__Available records__.
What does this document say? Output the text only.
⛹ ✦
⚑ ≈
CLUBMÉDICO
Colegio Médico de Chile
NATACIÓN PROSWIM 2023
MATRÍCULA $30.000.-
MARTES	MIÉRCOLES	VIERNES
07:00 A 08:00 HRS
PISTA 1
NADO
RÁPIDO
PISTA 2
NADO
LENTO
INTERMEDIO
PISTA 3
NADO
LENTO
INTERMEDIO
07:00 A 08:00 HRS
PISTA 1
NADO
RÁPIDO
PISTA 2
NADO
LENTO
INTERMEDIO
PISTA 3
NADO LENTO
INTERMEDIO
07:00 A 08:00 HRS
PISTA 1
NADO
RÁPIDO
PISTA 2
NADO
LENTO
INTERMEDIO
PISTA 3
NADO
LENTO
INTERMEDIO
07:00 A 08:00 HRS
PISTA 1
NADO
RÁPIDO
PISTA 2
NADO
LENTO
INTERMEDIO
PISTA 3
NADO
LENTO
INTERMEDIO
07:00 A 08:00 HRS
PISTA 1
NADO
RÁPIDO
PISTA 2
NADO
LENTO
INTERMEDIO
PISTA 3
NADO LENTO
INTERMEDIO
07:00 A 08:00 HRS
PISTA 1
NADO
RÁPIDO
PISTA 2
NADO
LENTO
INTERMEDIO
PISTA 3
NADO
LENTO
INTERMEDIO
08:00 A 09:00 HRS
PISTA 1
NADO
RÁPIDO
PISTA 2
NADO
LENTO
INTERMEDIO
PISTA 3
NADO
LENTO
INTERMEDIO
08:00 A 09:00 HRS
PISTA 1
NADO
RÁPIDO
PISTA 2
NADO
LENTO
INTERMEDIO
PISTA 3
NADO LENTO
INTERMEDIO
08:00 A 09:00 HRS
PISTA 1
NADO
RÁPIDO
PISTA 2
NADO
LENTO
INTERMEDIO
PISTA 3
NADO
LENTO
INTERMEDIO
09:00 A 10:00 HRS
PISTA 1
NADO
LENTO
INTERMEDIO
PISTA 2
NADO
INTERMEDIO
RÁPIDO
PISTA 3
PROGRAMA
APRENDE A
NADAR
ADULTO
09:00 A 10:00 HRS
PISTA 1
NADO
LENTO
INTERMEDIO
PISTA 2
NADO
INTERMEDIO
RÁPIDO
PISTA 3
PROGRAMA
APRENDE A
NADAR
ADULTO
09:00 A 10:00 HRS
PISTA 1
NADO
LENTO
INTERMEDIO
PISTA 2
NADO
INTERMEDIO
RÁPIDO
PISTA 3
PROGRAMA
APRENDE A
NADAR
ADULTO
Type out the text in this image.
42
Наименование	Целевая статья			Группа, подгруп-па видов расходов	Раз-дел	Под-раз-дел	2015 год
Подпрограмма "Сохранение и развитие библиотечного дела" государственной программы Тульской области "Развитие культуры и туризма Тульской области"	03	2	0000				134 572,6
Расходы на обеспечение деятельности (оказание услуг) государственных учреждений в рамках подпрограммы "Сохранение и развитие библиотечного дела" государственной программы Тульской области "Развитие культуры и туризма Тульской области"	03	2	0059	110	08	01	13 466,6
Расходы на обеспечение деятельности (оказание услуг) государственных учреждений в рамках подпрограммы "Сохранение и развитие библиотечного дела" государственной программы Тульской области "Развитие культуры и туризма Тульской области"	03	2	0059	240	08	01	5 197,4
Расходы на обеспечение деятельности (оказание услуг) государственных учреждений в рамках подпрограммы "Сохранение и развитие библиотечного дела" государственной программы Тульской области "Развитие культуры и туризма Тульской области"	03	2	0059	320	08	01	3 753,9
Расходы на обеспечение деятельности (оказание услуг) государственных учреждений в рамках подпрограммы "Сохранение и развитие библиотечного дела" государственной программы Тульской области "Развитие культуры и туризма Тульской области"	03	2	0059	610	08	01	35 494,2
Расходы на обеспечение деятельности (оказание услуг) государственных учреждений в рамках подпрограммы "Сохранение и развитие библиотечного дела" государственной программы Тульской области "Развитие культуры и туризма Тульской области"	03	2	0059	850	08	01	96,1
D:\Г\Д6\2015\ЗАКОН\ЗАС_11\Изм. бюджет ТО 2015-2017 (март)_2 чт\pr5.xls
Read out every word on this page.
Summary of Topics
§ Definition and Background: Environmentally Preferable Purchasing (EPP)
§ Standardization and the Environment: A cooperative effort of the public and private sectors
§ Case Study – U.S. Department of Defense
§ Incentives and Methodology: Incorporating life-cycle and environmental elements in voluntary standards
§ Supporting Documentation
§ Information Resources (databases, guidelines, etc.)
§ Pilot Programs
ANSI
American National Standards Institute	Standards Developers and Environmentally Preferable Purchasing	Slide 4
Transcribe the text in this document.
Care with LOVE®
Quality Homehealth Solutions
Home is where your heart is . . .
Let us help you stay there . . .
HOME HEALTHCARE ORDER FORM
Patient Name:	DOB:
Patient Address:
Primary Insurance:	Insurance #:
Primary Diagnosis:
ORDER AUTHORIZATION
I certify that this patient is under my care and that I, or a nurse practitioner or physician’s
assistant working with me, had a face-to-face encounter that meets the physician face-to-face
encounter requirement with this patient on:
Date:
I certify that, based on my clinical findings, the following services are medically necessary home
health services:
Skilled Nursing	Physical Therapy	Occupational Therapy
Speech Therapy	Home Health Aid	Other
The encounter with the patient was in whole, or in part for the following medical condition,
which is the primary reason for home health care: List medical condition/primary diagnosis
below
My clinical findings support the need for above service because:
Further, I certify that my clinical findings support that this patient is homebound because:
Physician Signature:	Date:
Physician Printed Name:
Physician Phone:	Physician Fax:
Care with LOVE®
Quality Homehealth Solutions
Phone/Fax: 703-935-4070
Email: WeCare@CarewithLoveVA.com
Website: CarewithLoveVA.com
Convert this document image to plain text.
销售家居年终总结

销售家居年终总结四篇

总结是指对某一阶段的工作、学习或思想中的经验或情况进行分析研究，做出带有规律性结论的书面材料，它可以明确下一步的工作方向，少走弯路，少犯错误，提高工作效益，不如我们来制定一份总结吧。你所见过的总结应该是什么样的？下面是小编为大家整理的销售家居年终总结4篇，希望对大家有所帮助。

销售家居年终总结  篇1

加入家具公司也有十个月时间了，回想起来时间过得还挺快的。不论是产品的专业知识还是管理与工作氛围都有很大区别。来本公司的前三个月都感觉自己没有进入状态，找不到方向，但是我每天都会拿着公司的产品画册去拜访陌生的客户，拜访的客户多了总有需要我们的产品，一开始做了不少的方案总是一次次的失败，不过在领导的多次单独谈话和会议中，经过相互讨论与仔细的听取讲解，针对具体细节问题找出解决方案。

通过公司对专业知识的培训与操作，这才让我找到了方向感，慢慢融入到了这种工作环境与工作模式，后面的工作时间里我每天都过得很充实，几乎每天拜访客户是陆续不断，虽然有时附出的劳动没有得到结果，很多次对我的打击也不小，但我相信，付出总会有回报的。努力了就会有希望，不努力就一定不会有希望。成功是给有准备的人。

__Your task__.
Count the lines in which the string "Name" appears, then report only that figure.

__Answer below__.
2